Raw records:
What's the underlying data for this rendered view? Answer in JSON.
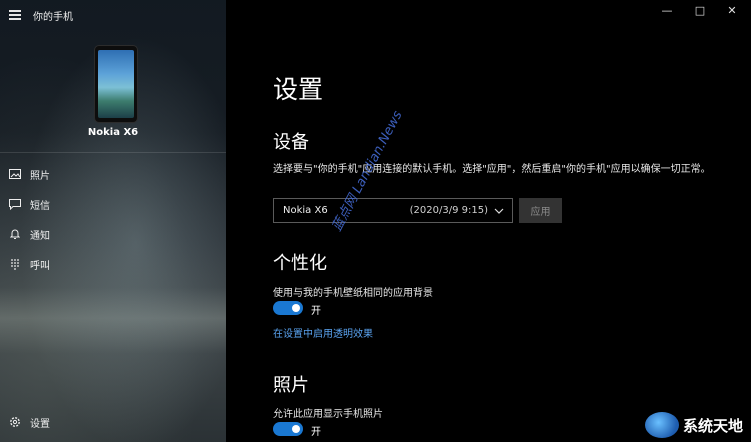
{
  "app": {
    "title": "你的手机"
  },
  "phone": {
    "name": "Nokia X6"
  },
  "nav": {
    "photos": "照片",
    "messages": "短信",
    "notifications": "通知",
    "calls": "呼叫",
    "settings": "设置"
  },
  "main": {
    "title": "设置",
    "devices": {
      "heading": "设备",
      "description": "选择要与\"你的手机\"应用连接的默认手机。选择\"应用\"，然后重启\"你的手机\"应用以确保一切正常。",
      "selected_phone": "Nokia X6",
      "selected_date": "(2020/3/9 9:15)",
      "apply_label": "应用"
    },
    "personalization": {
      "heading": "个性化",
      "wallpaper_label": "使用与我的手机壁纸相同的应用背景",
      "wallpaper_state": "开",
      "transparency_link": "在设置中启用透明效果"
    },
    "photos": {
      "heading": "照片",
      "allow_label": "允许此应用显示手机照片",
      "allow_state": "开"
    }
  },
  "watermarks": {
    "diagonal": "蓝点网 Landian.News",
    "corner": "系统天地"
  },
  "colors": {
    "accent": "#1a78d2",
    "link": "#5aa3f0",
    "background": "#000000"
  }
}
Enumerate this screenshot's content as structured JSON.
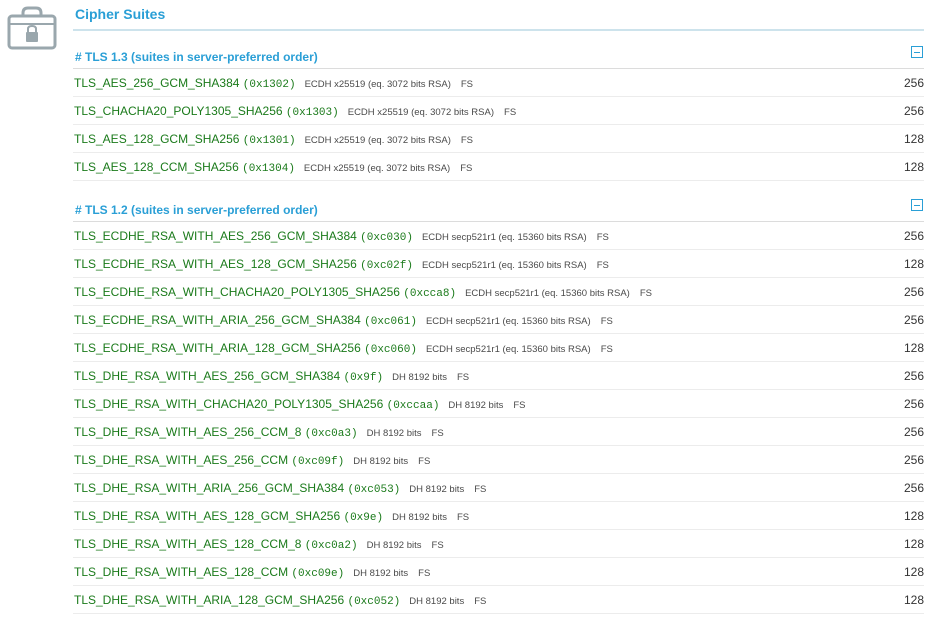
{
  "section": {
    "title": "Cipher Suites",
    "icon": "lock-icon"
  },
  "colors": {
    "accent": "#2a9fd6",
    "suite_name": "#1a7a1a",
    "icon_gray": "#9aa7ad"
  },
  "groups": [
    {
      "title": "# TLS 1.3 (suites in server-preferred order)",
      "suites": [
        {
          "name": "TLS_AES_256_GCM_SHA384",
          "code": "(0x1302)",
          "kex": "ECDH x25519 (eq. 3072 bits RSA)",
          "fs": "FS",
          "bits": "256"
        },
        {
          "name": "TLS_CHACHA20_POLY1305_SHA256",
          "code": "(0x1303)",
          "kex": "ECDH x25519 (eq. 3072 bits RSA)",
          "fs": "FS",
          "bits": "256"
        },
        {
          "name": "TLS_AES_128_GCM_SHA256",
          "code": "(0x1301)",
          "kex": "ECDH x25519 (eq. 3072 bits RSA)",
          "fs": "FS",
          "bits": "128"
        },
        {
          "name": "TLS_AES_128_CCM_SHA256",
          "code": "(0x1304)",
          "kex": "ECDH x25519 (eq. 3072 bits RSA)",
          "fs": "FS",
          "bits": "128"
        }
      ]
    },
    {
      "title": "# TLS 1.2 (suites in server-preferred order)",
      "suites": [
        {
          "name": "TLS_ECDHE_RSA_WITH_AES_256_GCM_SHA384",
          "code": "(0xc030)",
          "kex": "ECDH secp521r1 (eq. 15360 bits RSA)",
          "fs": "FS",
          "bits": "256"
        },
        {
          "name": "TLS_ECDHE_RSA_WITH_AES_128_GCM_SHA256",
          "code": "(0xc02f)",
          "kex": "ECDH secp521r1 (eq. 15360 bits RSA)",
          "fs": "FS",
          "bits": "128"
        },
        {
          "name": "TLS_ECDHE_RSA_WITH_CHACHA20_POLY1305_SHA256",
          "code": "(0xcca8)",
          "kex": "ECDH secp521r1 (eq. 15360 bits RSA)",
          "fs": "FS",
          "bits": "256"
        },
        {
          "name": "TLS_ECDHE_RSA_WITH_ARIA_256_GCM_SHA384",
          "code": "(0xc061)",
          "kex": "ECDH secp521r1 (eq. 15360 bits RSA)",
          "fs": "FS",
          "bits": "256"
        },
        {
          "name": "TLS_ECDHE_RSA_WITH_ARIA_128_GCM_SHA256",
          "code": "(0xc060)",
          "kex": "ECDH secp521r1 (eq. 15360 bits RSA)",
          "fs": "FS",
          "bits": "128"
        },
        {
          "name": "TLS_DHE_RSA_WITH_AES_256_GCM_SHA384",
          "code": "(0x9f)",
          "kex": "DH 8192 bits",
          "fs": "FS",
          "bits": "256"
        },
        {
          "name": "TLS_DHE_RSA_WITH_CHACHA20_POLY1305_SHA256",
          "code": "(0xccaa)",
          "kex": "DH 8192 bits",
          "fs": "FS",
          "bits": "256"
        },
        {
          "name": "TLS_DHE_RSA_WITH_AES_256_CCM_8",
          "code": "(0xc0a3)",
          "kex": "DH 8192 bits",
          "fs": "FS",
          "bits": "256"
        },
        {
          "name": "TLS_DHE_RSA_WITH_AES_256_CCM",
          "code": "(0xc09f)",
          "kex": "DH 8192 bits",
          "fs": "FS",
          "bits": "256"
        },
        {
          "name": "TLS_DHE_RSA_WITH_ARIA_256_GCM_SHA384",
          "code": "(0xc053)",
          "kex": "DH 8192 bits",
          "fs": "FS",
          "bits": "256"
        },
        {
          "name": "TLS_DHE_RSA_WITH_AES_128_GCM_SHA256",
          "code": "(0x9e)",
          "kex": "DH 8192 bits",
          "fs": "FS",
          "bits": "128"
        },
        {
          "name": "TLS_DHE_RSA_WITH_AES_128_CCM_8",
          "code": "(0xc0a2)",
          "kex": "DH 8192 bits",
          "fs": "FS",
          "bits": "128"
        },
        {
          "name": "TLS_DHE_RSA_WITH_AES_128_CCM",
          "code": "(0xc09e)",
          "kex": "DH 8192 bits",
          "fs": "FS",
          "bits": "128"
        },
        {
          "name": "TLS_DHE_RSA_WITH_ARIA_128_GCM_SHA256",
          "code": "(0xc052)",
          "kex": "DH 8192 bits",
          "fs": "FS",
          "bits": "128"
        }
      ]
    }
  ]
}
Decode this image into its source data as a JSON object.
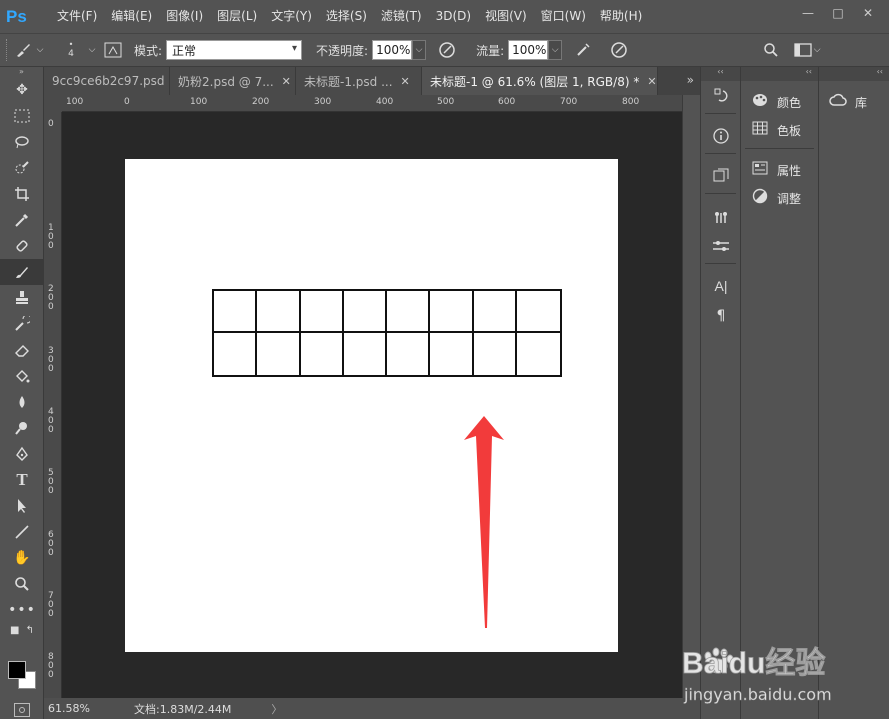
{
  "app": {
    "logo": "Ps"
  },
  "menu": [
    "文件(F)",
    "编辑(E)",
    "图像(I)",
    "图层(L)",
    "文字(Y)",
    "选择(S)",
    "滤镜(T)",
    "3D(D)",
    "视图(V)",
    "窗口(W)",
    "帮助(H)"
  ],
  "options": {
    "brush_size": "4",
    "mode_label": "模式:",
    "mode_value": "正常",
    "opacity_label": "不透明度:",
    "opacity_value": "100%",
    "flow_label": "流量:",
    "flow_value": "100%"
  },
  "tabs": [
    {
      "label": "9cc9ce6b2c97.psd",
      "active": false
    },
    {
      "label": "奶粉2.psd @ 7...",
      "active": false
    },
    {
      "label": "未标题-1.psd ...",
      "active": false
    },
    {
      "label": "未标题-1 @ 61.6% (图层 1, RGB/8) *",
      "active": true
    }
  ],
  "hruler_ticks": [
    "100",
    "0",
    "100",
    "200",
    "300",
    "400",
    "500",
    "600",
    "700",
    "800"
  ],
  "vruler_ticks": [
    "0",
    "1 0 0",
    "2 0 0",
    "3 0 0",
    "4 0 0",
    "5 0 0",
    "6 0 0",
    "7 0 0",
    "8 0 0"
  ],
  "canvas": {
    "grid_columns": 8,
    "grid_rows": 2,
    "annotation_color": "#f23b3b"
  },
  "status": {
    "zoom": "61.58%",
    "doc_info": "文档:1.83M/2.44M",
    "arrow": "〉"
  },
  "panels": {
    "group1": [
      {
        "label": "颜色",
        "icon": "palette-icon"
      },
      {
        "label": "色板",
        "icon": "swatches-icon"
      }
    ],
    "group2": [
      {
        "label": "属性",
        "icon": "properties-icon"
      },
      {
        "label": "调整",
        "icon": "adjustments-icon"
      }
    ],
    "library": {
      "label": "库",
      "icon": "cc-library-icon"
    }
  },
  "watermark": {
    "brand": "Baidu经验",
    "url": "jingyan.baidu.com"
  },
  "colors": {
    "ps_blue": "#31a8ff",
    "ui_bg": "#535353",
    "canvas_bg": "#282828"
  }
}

---

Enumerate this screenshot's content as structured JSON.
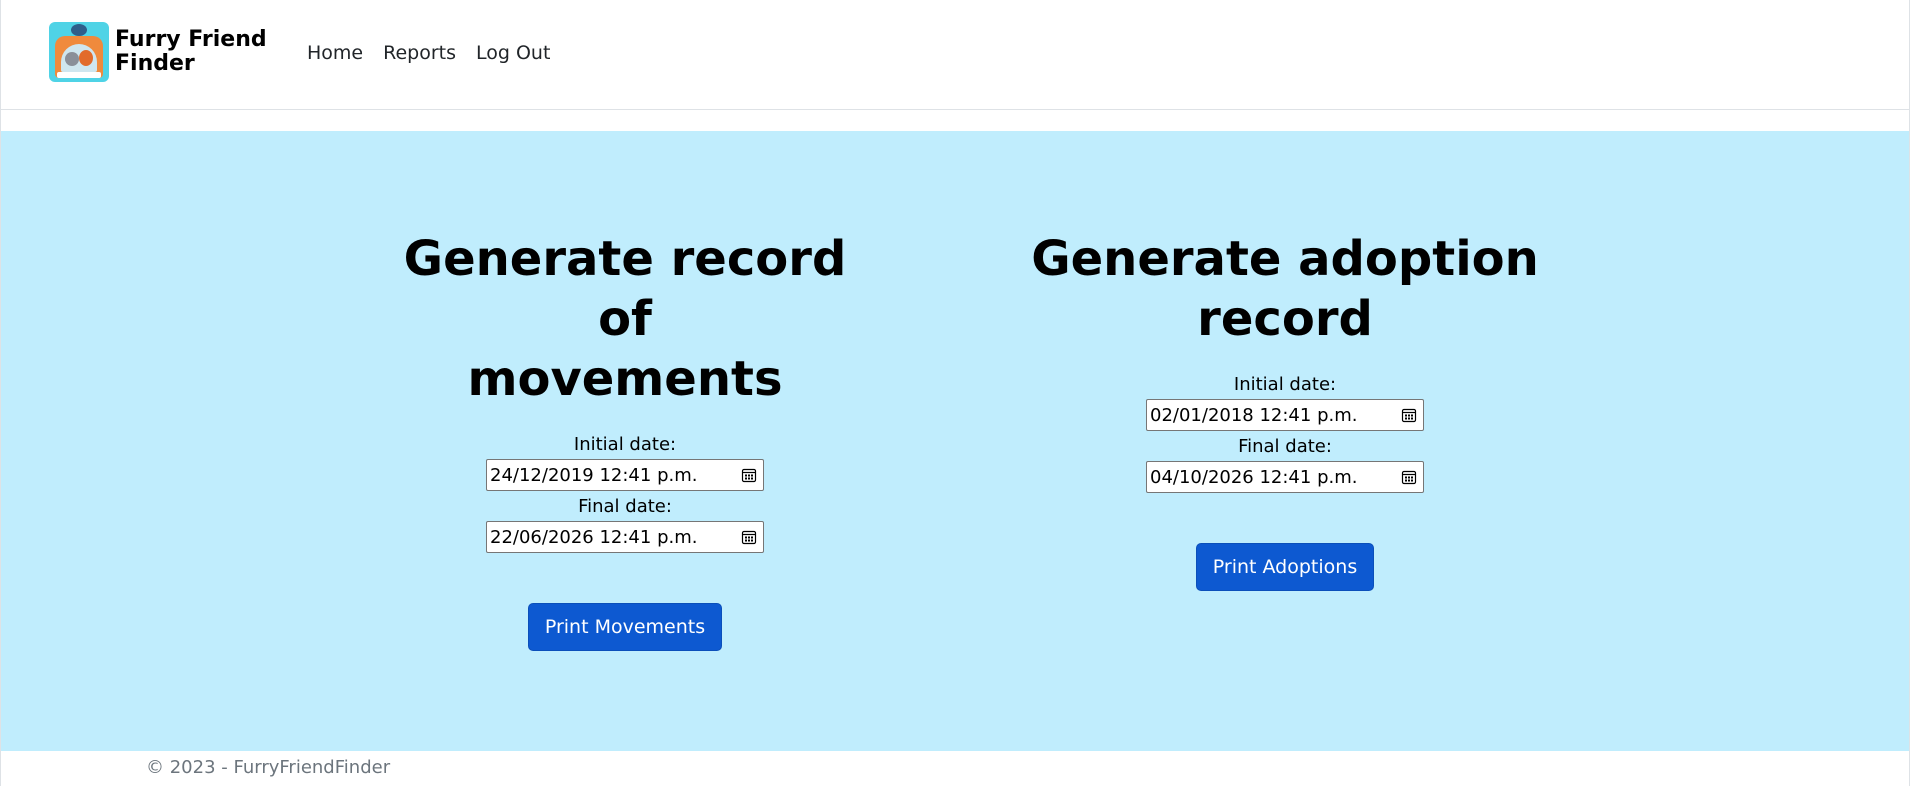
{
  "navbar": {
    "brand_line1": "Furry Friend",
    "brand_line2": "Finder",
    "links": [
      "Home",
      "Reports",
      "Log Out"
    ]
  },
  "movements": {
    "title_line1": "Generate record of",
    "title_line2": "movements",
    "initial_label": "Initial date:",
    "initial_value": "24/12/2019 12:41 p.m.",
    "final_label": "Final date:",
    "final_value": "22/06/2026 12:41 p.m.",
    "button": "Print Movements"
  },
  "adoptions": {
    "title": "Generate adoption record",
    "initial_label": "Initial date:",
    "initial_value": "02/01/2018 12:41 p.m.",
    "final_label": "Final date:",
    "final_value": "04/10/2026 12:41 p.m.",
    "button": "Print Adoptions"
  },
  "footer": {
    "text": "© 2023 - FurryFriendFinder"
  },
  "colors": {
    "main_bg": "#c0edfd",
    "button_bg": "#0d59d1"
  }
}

Objective: Each line that holds the word "data" should be extracted from the records.

Solution for this problem:
What's the underlying data for this rendered view? Answer in JSON.
Decode this image into its source data as a JSON object.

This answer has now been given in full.